What you need to do ::
Reproduce the complete listing without any deviation.

Data section ::
[Begin]
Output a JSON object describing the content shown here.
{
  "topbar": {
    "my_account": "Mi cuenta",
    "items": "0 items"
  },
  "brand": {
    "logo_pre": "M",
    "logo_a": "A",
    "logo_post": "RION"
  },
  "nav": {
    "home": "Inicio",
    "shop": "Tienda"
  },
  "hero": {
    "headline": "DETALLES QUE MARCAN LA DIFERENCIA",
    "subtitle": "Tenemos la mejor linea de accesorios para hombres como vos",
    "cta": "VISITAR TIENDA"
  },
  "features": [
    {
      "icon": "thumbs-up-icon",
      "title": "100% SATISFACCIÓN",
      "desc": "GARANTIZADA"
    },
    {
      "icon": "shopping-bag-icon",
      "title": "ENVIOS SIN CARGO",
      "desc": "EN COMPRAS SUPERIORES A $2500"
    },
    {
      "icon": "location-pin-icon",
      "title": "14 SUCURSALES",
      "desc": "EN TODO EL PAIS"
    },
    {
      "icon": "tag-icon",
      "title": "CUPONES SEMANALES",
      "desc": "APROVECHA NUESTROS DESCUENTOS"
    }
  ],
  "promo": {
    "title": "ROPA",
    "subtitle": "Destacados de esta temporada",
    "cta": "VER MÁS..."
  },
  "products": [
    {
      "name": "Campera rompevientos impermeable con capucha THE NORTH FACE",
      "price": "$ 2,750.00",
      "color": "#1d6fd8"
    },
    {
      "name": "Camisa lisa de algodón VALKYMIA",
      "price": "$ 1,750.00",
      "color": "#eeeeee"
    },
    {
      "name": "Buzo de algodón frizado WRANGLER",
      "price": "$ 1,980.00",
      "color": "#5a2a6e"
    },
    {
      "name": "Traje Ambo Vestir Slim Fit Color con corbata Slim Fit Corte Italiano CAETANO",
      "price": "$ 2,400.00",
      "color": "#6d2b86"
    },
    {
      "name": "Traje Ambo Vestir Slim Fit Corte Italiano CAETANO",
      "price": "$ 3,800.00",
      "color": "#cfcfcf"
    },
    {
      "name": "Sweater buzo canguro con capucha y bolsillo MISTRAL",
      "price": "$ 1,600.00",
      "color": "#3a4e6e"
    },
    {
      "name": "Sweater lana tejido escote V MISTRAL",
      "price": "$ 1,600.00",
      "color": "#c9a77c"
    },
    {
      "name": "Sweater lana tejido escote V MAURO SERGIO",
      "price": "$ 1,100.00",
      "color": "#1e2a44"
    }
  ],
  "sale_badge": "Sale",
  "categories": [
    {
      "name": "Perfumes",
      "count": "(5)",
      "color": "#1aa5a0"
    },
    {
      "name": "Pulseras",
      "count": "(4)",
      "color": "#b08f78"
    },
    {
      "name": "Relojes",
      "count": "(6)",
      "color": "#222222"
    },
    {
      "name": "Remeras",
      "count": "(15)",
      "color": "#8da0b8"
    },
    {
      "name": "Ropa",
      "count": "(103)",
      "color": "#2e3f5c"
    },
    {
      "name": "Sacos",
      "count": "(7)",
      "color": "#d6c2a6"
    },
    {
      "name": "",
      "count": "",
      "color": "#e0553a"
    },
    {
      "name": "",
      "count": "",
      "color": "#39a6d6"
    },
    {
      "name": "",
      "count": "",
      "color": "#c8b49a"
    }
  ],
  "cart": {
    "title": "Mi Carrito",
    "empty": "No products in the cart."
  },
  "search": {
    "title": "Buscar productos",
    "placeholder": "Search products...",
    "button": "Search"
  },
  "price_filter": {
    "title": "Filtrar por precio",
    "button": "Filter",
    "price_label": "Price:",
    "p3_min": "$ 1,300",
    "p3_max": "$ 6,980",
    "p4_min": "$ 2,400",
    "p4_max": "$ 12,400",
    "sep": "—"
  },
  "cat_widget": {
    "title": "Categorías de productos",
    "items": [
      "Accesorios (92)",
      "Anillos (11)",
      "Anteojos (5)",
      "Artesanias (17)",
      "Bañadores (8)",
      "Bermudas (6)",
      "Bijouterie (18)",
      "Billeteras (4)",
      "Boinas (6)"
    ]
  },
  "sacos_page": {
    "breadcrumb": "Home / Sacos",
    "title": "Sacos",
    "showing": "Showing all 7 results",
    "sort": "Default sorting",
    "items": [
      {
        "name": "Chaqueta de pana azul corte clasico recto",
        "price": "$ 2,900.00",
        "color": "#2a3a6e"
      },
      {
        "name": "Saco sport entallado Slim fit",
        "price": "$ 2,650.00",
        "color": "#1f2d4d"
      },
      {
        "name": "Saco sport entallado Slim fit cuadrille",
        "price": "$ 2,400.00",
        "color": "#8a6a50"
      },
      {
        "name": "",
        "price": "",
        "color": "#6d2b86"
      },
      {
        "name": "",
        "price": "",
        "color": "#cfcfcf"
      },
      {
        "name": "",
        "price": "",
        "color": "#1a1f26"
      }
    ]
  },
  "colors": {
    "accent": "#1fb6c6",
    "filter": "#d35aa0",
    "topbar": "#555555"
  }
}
[End]
Answer to the exercise ::
Output a JSON object describing the content shown here.
{
  "topbar": {
    "my_account": "Mi cuenta",
    "items": "0 items"
  },
  "brand": {
    "logo_pre": "M",
    "logo_a": "A",
    "logo_post": "RION"
  },
  "nav": {
    "home": "Inicio",
    "shop": "Tienda"
  },
  "hero": {
    "headline": "DETALLES QUE MARCAN LA DIFERENCIA",
    "subtitle": "Tenemos la mejor linea de accesorios para hombres como vos",
    "cta": "VISITAR TIENDA"
  },
  "features": [
    {
      "icon": "thumbs-up-icon",
      "title": "100% SATISFACCIÓN",
      "desc": "GARANTIZADA"
    },
    {
      "icon": "shopping-bag-icon",
      "title": "ENVIOS SIN CARGO",
      "desc": "EN COMPRAS SUPERIORES A $2500"
    },
    {
      "icon": "location-pin-icon",
      "title": "14 SUCURSALES",
      "desc": "EN TODO EL PAIS"
    },
    {
      "icon": "tag-icon",
      "title": "CUPONES SEMANALES",
      "desc": "APROVECHA NUESTROS DESCUENTOS"
    }
  ],
  "promo": {
    "title": "ROPA",
    "subtitle": "Destacados de esta temporada",
    "cta": "VER MÁS..."
  },
  "products": [
    {
      "name": "Campera rompevientos impermeable con capucha THE NORTH FACE",
      "price": "$ 2,750.00",
      "color": "#1d6fd8"
    },
    {
      "name": "Camisa lisa de algodón VALKYMIA",
      "price": "$ 1,750.00",
      "color": "#eeeeee"
    },
    {
      "name": "Buzo de algodón frizado WRANGLER",
      "price": "$ 1,980.00",
      "color": "#5a2a6e"
    },
    {
      "name": "Traje Ambo Vestir Slim Fit Color con corbata Slim Fit Corte Italiano CAETANO",
      "price": "$ 2,400.00",
      "color": "#6d2b86"
    },
    {
      "name": "Traje Ambo Vestir Slim Fit Corte Italiano CAETANO",
      "price": "$ 3,800.00",
      "color": "#cfcfcf"
    },
    {
      "name": "Sweater buzo canguro con capucha y bolsillo MISTRAL",
      "price": "$ 1,600.00",
      "color": "#3a4e6e"
    },
    {
      "name": "Sweater lana tejido escote V MISTRAL",
      "price": "$ 1,600.00",
      "color": "#c9a77c"
    },
    {
      "name": "Sweater lana tejido escote V MAURO SERGIO",
      "price": "$ 1,100.00",
      "color": "#1e2a44"
    }
  ],
  "sale_badge": "Sale",
  "categories": [
    {
      "name": "Perfumes",
      "count": "(5)",
      "color": "#1aa5a0"
    },
    {
      "name": "Pulseras",
      "count": "(4)",
      "color": "#b08f78"
    },
    {
      "name": "Relojes",
      "count": "(6)",
      "color": "#222222"
    },
    {
      "name": "Remeras",
      "count": "(15)",
      "color": "#8da0b8"
    },
    {
      "name": "Ropa",
      "count": "(103)",
      "color": "#2e3f5c"
    },
    {
      "name": "Sacos",
      "count": "(7)",
      "color": "#d6c2a6"
    },
    {
      "name": "",
      "count": "",
      "color": "#e0553a"
    },
    {
      "name": "",
      "count": "",
      "color": "#39a6d6"
    },
    {
      "name": "",
      "count": "",
      "color": "#c8b49a"
    }
  ],
  "cart": {
    "title": "Mi Carrito",
    "empty": "No products in the cart."
  },
  "search": {
    "title": "Buscar productos",
    "placeholder": "Search products...",
    "button": "Search"
  },
  "price_filter": {
    "title": "Filtrar por precio",
    "button": "Filter",
    "price_label": "Price:",
    "p3_min": "$ 1,300",
    "p3_max": "$ 6,980",
    "p4_min": "$ 2,400",
    "p4_max": "$ 12,400",
    "sep": "—"
  },
  "cat_widget": {
    "title": "Categorías de productos",
    "items": [
      "Accesorios (92)",
      "Anillos (11)",
      "Anteojos (5)",
      "Artesanias (17)",
      "Bañadores (8)",
      "Bermudas (6)",
      "Bijouterie (18)",
      "Billeteras (4)",
      "Boinas (6)"
    ]
  },
  "sacos_page": {
    "breadcrumb": "Home / Sacos",
    "title": "Sacos",
    "showing": "Showing all 7 results",
    "sort": "Default sorting",
    "items": [
      {
        "name": "Chaqueta de pana azul corte clasico recto",
        "price": "$ 2,900.00",
        "color": "#2a3a6e"
      },
      {
        "name": "Saco sport entallado Slim fit",
        "price": "$ 2,650.00",
        "color": "#1f2d4d"
      },
      {
        "name": "Saco sport entallado Slim fit cuadrille",
        "price": "$ 2,400.00",
        "color": "#8a6a50"
      },
      {
        "name": "",
        "price": "",
        "color": "#6d2b86"
      },
      {
        "name": "",
        "price": "",
        "color": "#cfcfcf"
      },
      {
        "name": "",
        "price": "",
        "color": "#1a1f26"
      }
    ]
  },
  "colors": {
    "accent": "#1fb6c6",
    "filter": "#d35aa0",
    "topbar": "#555555"
  }
}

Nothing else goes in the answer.